▶ **TASK DIRECTIONS**
In the listing below, find every line containing "title" and copy it out.

▶ **DATASET**
━━━━━━━━━━━━━━━━━━━━━━━━━━━━━━

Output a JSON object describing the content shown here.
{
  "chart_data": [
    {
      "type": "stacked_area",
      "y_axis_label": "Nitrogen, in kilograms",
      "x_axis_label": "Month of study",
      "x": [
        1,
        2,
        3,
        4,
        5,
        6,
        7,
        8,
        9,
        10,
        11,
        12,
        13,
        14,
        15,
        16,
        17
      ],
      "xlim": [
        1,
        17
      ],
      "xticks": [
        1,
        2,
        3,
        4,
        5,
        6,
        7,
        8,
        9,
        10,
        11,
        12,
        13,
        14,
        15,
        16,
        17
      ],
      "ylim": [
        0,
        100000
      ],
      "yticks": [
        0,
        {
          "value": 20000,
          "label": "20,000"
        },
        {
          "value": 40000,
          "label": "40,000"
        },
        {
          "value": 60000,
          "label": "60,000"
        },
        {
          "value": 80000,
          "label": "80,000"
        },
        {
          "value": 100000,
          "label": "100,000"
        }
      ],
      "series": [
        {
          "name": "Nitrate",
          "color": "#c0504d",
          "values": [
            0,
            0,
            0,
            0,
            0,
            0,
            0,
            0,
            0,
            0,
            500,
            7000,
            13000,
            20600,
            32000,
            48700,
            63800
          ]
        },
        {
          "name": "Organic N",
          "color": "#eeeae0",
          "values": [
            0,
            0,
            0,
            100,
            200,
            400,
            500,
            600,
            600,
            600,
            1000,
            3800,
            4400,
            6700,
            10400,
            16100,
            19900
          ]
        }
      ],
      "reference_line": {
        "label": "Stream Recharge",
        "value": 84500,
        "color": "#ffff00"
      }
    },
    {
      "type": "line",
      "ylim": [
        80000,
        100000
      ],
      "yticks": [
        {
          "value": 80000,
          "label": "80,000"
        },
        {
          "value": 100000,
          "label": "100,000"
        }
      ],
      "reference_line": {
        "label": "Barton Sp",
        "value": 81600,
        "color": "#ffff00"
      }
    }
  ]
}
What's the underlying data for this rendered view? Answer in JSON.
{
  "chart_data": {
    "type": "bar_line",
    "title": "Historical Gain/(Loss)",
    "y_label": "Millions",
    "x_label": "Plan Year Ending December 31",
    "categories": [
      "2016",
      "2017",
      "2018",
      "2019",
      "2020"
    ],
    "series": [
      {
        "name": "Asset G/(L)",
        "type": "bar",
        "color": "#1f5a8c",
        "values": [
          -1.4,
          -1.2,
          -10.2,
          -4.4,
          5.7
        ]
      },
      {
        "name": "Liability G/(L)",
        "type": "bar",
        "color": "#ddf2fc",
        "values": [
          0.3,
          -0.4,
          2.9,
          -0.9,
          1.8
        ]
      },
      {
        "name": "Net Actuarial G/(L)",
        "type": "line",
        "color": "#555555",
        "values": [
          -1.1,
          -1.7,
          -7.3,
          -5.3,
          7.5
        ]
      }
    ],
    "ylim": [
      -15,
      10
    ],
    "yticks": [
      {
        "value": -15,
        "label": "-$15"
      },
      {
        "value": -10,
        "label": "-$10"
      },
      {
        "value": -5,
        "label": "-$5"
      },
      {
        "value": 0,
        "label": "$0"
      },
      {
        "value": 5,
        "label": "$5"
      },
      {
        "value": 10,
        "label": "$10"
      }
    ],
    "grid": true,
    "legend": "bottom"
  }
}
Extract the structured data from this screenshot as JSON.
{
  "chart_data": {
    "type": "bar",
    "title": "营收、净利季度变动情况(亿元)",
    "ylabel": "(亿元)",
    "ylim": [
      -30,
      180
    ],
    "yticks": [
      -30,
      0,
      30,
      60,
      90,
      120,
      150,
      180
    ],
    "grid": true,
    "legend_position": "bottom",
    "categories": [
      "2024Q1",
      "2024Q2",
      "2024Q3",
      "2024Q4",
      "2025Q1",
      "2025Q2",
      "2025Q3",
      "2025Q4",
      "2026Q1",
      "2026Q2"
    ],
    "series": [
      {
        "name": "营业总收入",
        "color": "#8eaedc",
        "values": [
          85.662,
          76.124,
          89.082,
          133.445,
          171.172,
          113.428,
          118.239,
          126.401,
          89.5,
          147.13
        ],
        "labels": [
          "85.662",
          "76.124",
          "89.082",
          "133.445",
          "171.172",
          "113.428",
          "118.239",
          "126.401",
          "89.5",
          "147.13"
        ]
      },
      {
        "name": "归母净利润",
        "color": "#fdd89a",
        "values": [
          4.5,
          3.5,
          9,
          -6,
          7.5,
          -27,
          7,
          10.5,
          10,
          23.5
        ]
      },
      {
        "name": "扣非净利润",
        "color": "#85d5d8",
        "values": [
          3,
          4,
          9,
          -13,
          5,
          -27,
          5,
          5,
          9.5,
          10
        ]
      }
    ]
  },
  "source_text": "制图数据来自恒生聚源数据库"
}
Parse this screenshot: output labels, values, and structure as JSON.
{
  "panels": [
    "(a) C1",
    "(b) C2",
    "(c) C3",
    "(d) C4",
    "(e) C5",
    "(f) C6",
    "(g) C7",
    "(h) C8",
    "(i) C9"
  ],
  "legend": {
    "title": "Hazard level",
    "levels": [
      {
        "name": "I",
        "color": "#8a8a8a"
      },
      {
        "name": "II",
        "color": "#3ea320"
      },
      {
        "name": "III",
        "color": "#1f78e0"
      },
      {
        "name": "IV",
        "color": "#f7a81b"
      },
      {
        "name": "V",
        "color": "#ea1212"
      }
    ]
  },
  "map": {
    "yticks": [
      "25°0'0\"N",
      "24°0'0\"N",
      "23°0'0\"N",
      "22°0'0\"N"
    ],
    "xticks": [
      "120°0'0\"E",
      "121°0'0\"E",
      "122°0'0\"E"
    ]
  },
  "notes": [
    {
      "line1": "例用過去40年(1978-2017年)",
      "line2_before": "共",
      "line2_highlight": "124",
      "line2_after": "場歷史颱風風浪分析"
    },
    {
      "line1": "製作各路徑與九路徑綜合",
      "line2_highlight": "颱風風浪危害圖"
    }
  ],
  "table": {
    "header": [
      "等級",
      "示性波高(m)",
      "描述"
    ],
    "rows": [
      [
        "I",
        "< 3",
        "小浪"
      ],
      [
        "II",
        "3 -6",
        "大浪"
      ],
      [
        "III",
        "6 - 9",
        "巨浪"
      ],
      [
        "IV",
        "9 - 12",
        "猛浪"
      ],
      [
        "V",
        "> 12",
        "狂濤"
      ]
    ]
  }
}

━━━━━━━━━━━━━━━━━━━━━━━━━━━━━━

▶ **FULL ANSWER**
    "title": "Historical Gain/(Loss)",
    "title": "营收、净利季度变动情况(亿元)",
    "title": "Hazard level",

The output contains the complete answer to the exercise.